§ **Data for this exercise**
+++

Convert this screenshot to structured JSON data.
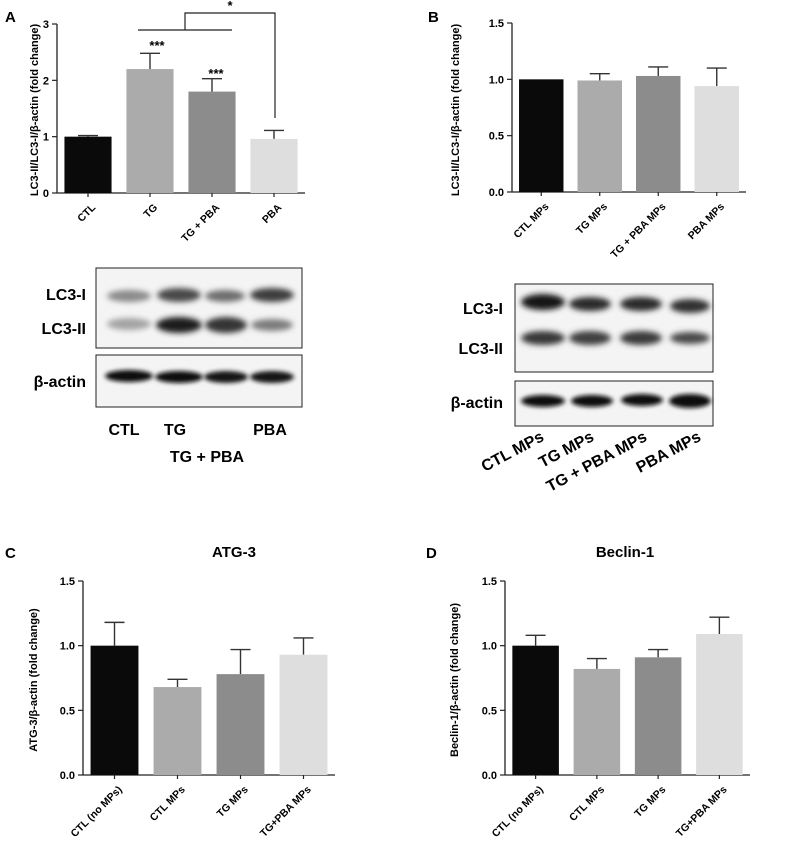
{
  "chart_data": [
    {
      "type": "bar",
      "panel": "A",
      "title": "",
      "ylabel": "LC3-II/LC3-I/β-actin (fold change)",
      "xlabel": "",
      "ylim": [
        0,
        3
      ],
      "yticks": [
        "0",
        "1",
        "2",
        "3"
      ],
      "categories": [
        "CTL",
        "TG",
        "TG + PBA",
        "PBA"
      ],
      "values": [
        1.0,
        2.2,
        1.8,
        0.96
      ],
      "errors": [
        0.02,
        0.28,
        0.23,
        0.15
      ],
      "colors": [
        "#0a0a0a",
        "#ababab",
        "#8c8c8c",
        "#dedede"
      ],
      "significance": {
        "bar_labels": [
          "",
          "***",
          "***",
          ""
        ],
        "bracket_label": "*"
      }
    },
    {
      "type": "bar",
      "panel": "B",
      "title": "",
      "ylabel": "LC3-II/LC3-I/β-actin (fold change)",
      "xlabel": "",
      "ylim": [
        0,
        1.5
      ],
      "yticks": [
        "0.0",
        "0.5",
        "1.0",
        "1.5"
      ],
      "categories": [
        "CTL MPs",
        "TG MPs",
        "TG + PBA MPs",
        "PBA MPs"
      ],
      "values": [
        1.0,
        0.99,
        1.03,
        0.94
      ],
      "errors": [
        0.0,
        0.06,
        0.08,
        0.16
      ],
      "colors": [
        "#0a0a0a",
        "#ababab",
        "#8c8c8c",
        "#dedede"
      ]
    },
    {
      "type": "bar",
      "panel": "C",
      "title": "ATG-3",
      "ylabel": "ATG-3/β-actin (fold change)",
      "xlabel": "",
      "ylim": [
        0,
        1.5
      ],
      "yticks": [
        "0.0",
        "0.5",
        "1.0",
        "1.5"
      ],
      "categories": [
        "CTL (no MPs)",
        "CTL MPs",
        "TG MPs",
        "TG+PBA MPs"
      ],
      "values": [
        1.0,
        0.68,
        0.78,
        0.93
      ],
      "errors": [
        0.18,
        0.06,
        0.19,
        0.13
      ],
      "colors": [
        "#0a0a0a",
        "#ababab",
        "#8c8c8c",
        "#dedede"
      ]
    },
    {
      "type": "bar",
      "panel": "D",
      "title": "Beclin-1",
      "ylabel": "Beclin-1/β-actin (fold change)",
      "xlabel": "",
      "ylim": [
        0,
        1.5
      ],
      "yticks": [
        "0.0",
        "0.5",
        "1.0",
        "1.5"
      ],
      "categories": [
        "CTL (no MPs)",
        "CTL MPs",
        "TG MPs",
        "TG+PBA MPs"
      ],
      "values": [
        1.0,
        0.82,
        0.91,
        1.09
      ],
      "errors": [
        0.08,
        0.08,
        0.06,
        0.13
      ],
      "colors": [
        "#0a0a0a",
        "#ababab",
        "#8c8c8c",
        "#dedede"
      ]
    }
  ],
  "blots": [
    {
      "panel": "A",
      "row_labels": [
        "LC3-I",
        "LC3-II",
        "β-actin"
      ],
      "lane_labels": [
        "CTL",
        "TG",
        "TG + PBA",
        "PBA"
      ]
    },
    {
      "panel": "B",
      "row_labels": [
        "LC3-I",
        "LC3-II",
        "β-actin"
      ],
      "lane_labels": [
        "CTL MPs",
        "TG MPs",
        "TG + PBA MPs",
        "PBA MPs"
      ]
    }
  ]
}
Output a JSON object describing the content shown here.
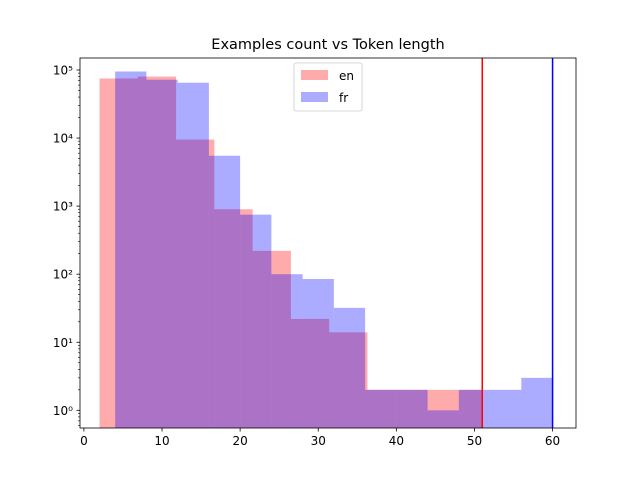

+++

§ **Short task**
Show all lines in the entries above where the word "ylabel" appears.

§ **Result of this exercise**
      "ylabel": "LC3-II/LC3-I/β-actin (fold change)",
      "ylabel": "LC3-II/LC3-I/β-actin (fold change)",
      "ylabel": "ATG-3/β-actin (fold change)",
      "ylabel": "Beclin-1/β-actin (fold change)",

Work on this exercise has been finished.